WRITTEN PROBLEM
Copy out these records line for line, leaving out the pictures.

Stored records
______
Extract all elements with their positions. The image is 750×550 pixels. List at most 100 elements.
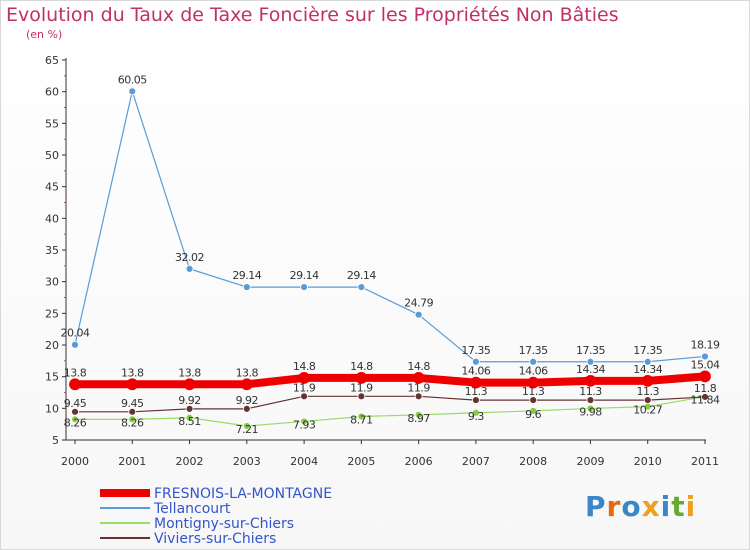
- data-label: 14.8: [293, 360, 316, 373]
- x-tick-label: 2004: [290, 455, 318, 468]
- x-tick-label: 2009: [576, 455, 604, 468]
- data-label: 15.04: [691, 358, 720, 371]
- data-point: [128, 407, 137, 416]
- data-point: [472, 396, 480, 405]
- series-line: [75, 372, 706, 389]
- y-tick-label: 50: [45, 149, 59, 162]
- data-label: 9.92: [178, 394, 201, 407]
- data-point: [300, 283, 308, 292]
- data-label: 7.93: [293, 418, 316, 431]
- data-label: 14.34: [576, 363, 605, 376]
- y-tick-label: 20: [45, 339, 59, 352]
- data-label: 8.71: [350, 414, 373, 427]
- data-point: [701, 352, 709, 361]
- data-point: [242, 404, 251, 413]
- y-tick-label: 5: [52, 434, 59, 447]
- data-point: [355, 372, 368, 384]
- data-label: 11.3: [465, 385, 488, 398]
- logo-letter-r: r: [606, 490, 622, 523]
- data-label: 29.14: [232, 269, 261, 282]
- data-point: [643, 396, 652, 405]
- y-tick-label: 30: [45, 276, 59, 289]
- data-label: 9.98: [579, 405, 602, 418]
- data-point: [701, 393, 709, 401]
- logo-letter-x: x: [641, 490, 661, 523]
- data-point: [529, 406, 538, 415]
- series-line: [75, 396, 706, 427]
- data-point: [472, 357, 480, 366]
- data-point: [183, 378, 196, 391]
- x-tick-label: 2007: [462, 455, 490, 468]
- data-label: 8.51: [178, 415, 201, 428]
- y-tick-label: 40: [45, 212, 59, 225]
- data-label: 11.8: [694, 382, 717, 395]
- data-label: 10.27: [633, 404, 662, 417]
- data-label: 29.14: [290, 269, 319, 282]
- data-point: [412, 372, 425, 384]
- data-label: 11.3: [522, 385, 545, 398]
- data-label: 9.45: [64, 397, 87, 410]
- data-label: 17.35: [461, 344, 490, 357]
- data-point: [699, 370, 711, 383]
- data-label: 11.9: [350, 381, 373, 394]
- data-point: [128, 415, 137, 424]
- data-point: [298, 372, 310, 384]
- data-label: 17.35: [576, 344, 605, 357]
- legend-label: Montigny-sur-Chiers: [154, 516, 294, 532]
- data-point: [472, 408, 480, 417]
- data-label: 14.8: [350, 360, 373, 373]
- x-tick-label: 2002: [176, 455, 204, 468]
- logo-letter-i2: i: [685, 490, 697, 523]
- data-point: [414, 310, 423, 319]
- data-label: 11.3: [636, 385, 659, 398]
- x-tick-label: 2005: [347, 455, 375, 468]
- data-point: [240, 378, 253, 391]
- data-point: [529, 396, 538, 405]
- data-label: 60.05: [118, 73, 147, 86]
- x-tick-label: 2000: [61, 455, 89, 468]
- data-point: [584, 374, 597, 387]
- data-point: [71, 407, 79, 416]
- data-label: 9.6: [525, 408, 541, 421]
- series-line: [75, 395, 706, 413]
- data-label: 17.35: [633, 344, 662, 357]
- y-tick-label: 10: [45, 402, 59, 415]
- data-label: 9.45: [121, 397, 144, 410]
- data-point: [126, 378, 139, 391]
- data-label: 32.02: [175, 251, 204, 264]
- data-point: [586, 404, 595, 413]
- data-label: 13.8: [64, 366, 87, 379]
- x-tick-label: 2008: [519, 455, 547, 468]
- y-tick-label: 45: [45, 181, 59, 194]
- data-label: 11.84: [691, 394, 720, 407]
- data-point: [643, 357, 652, 366]
- data-label: 17.35: [519, 344, 548, 357]
- logo-letter-t: t: [671, 490, 686, 523]
- legend-label: Viviers-sur-Chiers: [154, 531, 276, 547]
- data-label: 14.34: [633, 363, 662, 376]
- data-label: 18.19: [691, 338, 720, 351]
- data-point: [71, 340, 79, 349]
- data-label: 14.06: [461, 365, 490, 378]
- chart-unit: (en %): [26, 28, 63, 41]
- data-label: 29.14: [347, 269, 376, 282]
- logo-letter-o: o: [621, 490, 642, 523]
- chart-title: Evolution du Taux de Taxe Foncière sur l…: [6, 4, 619, 26]
- data-point: [357, 392, 366, 401]
- logo-letter-p: P: [585, 490, 607, 523]
- data-point: [357, 283, 366, 292]
- data-label: 11.9: [407, 381, 430, 394]
- data-label: 11.3: [579, 385, 602, 398]
- data-label: 8.26: [64, 416, 87, 429]
- data-point: [357, 412, 366, 421]
- series-line: [74, 90, 706, 363]
- x-tick-label: 2010: [634, 455, 662, 468]
- data-point: [414, 392, 423, 401]
- data-point: [242, 283, 251, 292]
- legend-label: FRESNOIS-LA-MONTAGNE: [154, 486, 332, 502]
- data-point: [69, 378, 81, 391]
- data-label: 9.3: [468, 410, 484, 423]
- y-tick-label: 25: [45, 307, 59, 320]
- data-point: [586, 396, 595, 405]
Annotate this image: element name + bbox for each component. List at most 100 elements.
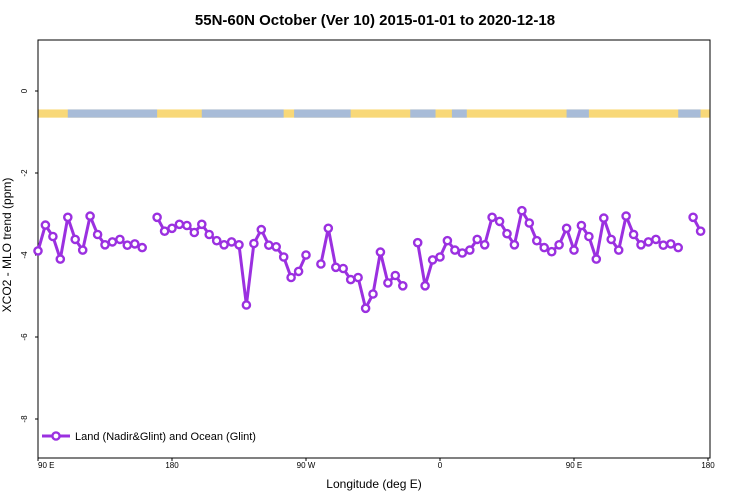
______
IN RESPONSE
Extract all elements with their positions. The image is 750×550 pixels. List at most 100 elements.
- data-label: 14.8: [293, 360, 316, 373]
- x-tick-label: 2004: [290, 455, 318, 468]
- x-tick-label: 2009: [576, 455, 604, 468]
- data-label: 15.04: [691, 358, 720, 371]
- data-point: [128, 407, 137, 416]
- data-point: [472, 396, 480, 405]
- series-line: [75, 372, 706, 389]
- y-tick-label: 50: [45, 149, 59, 162]
- data-label: 9.92: [178, 394, 201, 407]
- data-point: [300, 283, 308, 292]
- data-label: 7.93: [293, 418, 316, 431]
- data-label: 14.34: [576, 363, 605, 376]
- y-tick-label: 20: [45, 339, 59, 352]
- data-label: 8.71: [350, 414, 373, 427]
- data-point: [701, 352, 709, 361]
- data-point: [242, 404, 251, 413]
- y-tick-label: 5: [52, 434, 59, 447]
- data-point: [355, 372, 368, 384]
- data-label: 11.3: [465, 385, 488, 398]
- logo-letter-r: r: [606, 490, 622, 523]
- data-label: 29.14: [232, 269, 261, 282]
- data-point: [643, 396, 652, 405]
- y-tick-label: 30: [45, 276, 59, 289]
- data-label: 9.98: [579, 405, 602, 418]
- data-point: [701, 393, 709, 401]
- logo-letter-x: x: [641, 490, 661, 523]
- data-point: [529, 406, 538, 415]
- series-line: [75, 396, 706, 427]
- data-point: [472, 357, 480, 366]
- data-point: [183, 378, 196, 391]
- x-tick-label: 2007: [462, 455, 490, 468]
- data-label: 8.51: [178, 415, 201, 428]
- y-tick-label: 40: [45, 212, 59, 225]
- data-label: 11.8: [694, 382, 717, 395]
- data-label: 10.27: [633, 404, 662, 417]
- data-label: 29.14: [290, 269, 319, 282]
- data-point: [412, 372, 425, 384]
- data-label: 11.3: [522, 385, 545, 398]
- data-label: 9.45: [64, 397, 87, 410]
- data-label: 17.35: [461, 344, 490, 357]
- data-point: [699, 370, 711, 383]
- data-label: 11.9: [350, 381, 373, 394]
- data-point: [128, 415, 137, 424]
- data-point: [298, 372, 310, 384]
- data-label: 17.35: [576, 344, 605, 357]
- legend-label: Montigny-sur-Chiers: [154, 516, 294, 532]
- data-point: [472, 408, 480, 417]
- data-label: 14.8: [350, 360, 373, 373]
- x-tick-label: 2002: [176, 455, 204, 468]
- logo-letter-i2: i: [685, 490, 697, 523]
- data-point: [414, 310, 423, 319]
- data-label: 11.3: [636, 385, 659, 398]
- x-tick-label: 2005: [347, 455, 375, 468]
- data-point: [240, 378, 253, 391]
- data-point: [529, 396, 538, 405]
- data-label: 60.05: [118, 73, 147, 86]
- x-tick-label: 2000: [61, 455, 89, 468]
- data-point: [584, 374, 597, 387]
- data-point: [71, 407, 79, 416]
- data-label: 9.6: [525, 408, 541, 421]
- series-line: [75, 395, 706, 413]
- data-label: 17.35: [633, 344, 662, 357]
- y-tick-label: 10: [45, 402, 59, 415]
- data-label: 9.45: [121, 397, 144, 410]
- data-point: [126, 378, 139, 391]
- data-label: 32.02: [175, 251, 204, 264]
- data-point: [586, 404, 595, 413]
- data-label: 13.8: [64, 366, 87, 379]
- x-tick-label: 2008: [519, 455, 547, 468]
- y-tick-label: 45: [45, 181, 59, 194]
- data-label: 11.84: [691, 394, 720, 407]
- data-point: [643, 357, 652, 366]
- data-label: 17.35: [519, 344, 548, 357]
- logo-letter-t: t: [671, 490, 686, 523]
- legend-label: Viviers-sur-Chiers: [154, 531, 276, 547]
- data-label: 14.34: [633, 363, 662, 376]
- data-label: 18.19: [691, 338, 720, 351]
- data-point: [71, 340, 79, 349]
- data-label: 14.06: [461, 365, 490, 378]
- chart-unit: (en %): [26, 28, 63, 41]
- data-label: 29.14: [347, 269, 376, 282]
- logo-letter-o: o: [621, 490, 642, 523]
- chart-title: Evolution du Taux de Taxe Foncière sur l…: [6, 4, 619, 26]
- data-point: [357, 392, 366, 401]
- logo-letter-p: P: [585, 490, 607, 523]
- data-point: [357, 283, 366, 292]
- data-label: 11.9: [407, 381, 430, 394]
- data-label: 11.3: [579, 385, 602, 398]
- data-label: 8.26: [64, 416, 87, 429]
- data-point: [357, 412, 366, 421]
- series-line: [74, 90, 706, 363]
- x-tick-label: 2010: [634, 455, 662, 468]
- data-point: [414, 392, 423, 401]
- data-point: [242, 283, 251, 292]
- legend-label: FRESNOIS-LA-MONTAGNE: [154, 486, 332, 502]
- data-point: [69, 378, 81, 391]
- data-label: 9.3: [468, 410, 484, 423]
- y-tick-label: 25: [45, 307, 59, 320]
- data-point: [586, 396, 595, 405]
Annotate this image: element name + bbox for each component. List at most 100 elements.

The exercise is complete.